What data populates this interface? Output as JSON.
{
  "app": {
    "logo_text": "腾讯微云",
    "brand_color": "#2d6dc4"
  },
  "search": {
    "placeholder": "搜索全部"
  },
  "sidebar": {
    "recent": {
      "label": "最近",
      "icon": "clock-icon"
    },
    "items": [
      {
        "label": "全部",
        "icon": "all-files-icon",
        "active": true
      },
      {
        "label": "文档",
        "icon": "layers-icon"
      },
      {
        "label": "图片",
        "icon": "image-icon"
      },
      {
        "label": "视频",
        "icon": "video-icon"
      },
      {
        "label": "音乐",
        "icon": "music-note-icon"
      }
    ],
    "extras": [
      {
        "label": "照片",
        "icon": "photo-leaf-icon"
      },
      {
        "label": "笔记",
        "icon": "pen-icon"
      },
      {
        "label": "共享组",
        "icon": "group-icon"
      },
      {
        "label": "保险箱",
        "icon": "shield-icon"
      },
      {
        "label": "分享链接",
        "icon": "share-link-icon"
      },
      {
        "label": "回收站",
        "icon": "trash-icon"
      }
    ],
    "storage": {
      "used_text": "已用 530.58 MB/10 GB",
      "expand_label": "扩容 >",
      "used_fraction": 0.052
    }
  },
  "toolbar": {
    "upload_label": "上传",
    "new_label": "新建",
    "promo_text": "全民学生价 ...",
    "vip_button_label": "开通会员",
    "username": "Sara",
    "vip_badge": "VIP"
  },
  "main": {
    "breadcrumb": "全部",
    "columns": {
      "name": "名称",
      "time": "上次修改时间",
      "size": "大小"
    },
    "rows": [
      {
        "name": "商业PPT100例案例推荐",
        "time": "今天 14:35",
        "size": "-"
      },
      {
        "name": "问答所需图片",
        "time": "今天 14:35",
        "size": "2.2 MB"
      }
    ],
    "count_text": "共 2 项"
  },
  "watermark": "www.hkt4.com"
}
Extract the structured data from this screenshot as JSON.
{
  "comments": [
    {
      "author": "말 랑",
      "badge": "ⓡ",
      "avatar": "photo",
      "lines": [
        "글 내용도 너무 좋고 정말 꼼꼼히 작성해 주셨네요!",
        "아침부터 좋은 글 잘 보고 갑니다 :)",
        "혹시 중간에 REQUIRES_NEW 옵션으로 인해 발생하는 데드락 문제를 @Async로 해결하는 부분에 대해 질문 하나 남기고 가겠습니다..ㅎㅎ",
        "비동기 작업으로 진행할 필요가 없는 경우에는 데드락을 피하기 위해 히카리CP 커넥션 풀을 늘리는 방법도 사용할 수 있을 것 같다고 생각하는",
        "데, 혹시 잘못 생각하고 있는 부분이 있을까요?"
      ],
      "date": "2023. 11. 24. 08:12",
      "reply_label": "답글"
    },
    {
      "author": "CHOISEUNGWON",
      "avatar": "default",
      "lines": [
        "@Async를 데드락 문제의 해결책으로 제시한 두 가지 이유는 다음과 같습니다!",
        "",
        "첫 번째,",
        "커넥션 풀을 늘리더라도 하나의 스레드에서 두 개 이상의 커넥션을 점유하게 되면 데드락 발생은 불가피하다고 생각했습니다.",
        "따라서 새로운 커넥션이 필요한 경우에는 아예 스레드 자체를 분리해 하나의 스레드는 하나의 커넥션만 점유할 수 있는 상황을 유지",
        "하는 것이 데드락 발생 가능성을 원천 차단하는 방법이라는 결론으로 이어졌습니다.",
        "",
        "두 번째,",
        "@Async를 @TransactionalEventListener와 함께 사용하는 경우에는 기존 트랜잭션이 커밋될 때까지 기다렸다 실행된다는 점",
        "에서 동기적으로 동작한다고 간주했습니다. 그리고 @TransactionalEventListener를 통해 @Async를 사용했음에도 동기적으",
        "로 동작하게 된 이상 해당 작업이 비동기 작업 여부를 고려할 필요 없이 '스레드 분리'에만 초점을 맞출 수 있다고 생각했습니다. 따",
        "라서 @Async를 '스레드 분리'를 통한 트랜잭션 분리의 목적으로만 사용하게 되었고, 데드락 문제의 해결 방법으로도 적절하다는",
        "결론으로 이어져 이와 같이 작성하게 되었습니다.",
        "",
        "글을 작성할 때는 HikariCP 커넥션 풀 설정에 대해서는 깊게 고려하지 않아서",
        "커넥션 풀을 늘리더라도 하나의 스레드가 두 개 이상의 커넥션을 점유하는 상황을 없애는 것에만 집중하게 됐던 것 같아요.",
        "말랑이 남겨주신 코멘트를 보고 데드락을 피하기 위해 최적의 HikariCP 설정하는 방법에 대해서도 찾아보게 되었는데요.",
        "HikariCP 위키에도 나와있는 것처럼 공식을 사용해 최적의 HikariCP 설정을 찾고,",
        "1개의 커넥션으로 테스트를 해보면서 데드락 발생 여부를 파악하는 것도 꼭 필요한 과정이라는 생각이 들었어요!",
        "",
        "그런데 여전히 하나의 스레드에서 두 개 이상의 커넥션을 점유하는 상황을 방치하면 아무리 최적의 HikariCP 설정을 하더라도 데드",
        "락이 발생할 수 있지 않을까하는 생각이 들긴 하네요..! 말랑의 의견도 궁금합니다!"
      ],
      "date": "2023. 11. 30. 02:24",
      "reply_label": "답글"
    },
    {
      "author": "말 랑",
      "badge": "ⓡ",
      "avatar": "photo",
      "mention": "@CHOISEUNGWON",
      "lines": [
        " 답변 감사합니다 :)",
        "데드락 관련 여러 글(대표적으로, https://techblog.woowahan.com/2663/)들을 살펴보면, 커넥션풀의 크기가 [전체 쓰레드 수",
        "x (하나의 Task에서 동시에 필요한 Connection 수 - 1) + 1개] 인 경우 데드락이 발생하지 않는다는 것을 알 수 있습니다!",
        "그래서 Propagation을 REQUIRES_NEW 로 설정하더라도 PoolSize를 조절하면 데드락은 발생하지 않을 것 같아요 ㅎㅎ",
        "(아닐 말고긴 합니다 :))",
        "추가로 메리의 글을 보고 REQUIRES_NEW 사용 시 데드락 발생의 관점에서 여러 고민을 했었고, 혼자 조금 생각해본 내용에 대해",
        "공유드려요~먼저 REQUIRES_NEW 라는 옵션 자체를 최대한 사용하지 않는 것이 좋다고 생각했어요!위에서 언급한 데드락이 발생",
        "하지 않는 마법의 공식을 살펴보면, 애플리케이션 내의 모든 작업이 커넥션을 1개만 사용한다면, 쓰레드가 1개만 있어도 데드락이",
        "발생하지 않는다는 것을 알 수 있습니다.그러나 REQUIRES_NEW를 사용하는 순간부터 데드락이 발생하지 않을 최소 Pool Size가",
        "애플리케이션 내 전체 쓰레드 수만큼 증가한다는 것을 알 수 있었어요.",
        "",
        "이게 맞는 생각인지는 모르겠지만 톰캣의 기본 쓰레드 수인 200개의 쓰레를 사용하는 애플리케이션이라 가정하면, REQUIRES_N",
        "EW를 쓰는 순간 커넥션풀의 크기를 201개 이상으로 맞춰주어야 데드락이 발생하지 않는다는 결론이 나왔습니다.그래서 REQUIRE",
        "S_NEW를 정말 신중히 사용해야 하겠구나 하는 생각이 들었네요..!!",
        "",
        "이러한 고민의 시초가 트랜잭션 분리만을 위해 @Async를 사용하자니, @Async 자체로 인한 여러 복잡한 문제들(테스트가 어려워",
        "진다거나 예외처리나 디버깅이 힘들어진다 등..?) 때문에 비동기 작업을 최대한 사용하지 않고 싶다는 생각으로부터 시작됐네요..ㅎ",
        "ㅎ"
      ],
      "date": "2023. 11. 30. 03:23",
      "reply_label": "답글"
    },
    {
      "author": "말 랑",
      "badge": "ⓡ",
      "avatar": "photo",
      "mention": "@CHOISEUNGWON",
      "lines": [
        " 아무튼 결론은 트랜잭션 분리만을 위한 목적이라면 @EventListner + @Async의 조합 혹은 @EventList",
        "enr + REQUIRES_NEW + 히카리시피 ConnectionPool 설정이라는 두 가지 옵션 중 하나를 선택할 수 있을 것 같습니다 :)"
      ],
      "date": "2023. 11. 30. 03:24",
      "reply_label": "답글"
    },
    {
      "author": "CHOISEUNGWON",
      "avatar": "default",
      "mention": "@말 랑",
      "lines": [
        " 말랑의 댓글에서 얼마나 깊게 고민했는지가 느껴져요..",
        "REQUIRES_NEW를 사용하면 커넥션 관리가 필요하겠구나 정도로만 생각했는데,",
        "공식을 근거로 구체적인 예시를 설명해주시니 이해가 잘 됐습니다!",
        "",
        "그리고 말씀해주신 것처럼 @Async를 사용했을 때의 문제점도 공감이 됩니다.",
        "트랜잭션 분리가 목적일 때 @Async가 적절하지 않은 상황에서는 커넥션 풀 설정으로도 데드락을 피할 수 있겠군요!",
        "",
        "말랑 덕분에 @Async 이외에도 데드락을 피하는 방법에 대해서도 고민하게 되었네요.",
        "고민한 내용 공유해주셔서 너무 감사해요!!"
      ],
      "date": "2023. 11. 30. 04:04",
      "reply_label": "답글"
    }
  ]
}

• [To be done] Pull out all lines containing "사용하지".

• [Written response]
        "공유드려요~먼저 REQUIRES_NEW 라는 옵션 자체를 최대한 사용하지 않는 것이 좋다고 생각했어요!위에서 언급한 데드락이 발생",
        "진다거나 예외처리나 디버깅이 힘들어진다 등..?) 때문에 비동기 작업을 최대한 사용하지 않고 싶다는 생각으로부터 시작됐네요..ㅎ",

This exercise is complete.